Images excluded, repeat each entry below exactly.
** BEGIN **
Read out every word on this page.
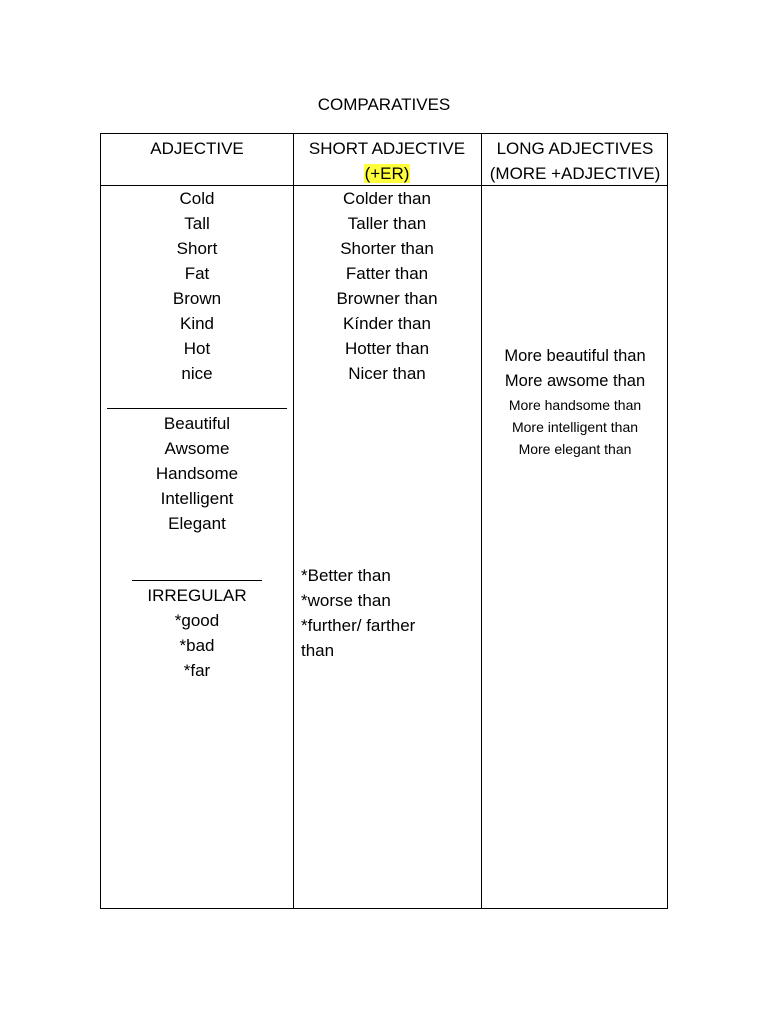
COMPARATIVES
ADJECTIVE	SHORT ADJECTIVE
(+ER)
LONG ADJECTIVES
(MORE +ADJECTIVE)
Cold
Tall
Short
Fat
Brown
Kind
Hot
nice
Beautiful
Awsome
Handsome
Intelligent
Elegant
IRREGULAR
*good
*bad
*far
Colder than
Taller than
Shorter than
Fatter than
Browner than
Kínder than
Hotter than
Nicer than
*Better than
*worse than
*further/ farther
than
More beautiful than
More awsome than
More handsome than
More intelligent than
More elegant than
** END **
▶ **Response to this exercise**
Read out every word on this page.
COMPARATIVES
ADJECTIVE	SHORT ADJECTIVE
(+ER)
LONG ADJECTIVES
(MORE +ADJECTIVE)
Cold
Tall
Short
Fat
Brown
Kind
Hot
nice
Beautiful
Awsome
Handsome
Intelligent
Elegant
IRREGULAR
*good
*bad
*far
Colder than
Taller than
Shorter than
Fatter than
Browner than
Kínder than
Hotter than
Nicer than
*Better than
*worse than
*further/ farther
than
More beautiful than
More awsome than
More handsome than
More intelligent than
More elegant than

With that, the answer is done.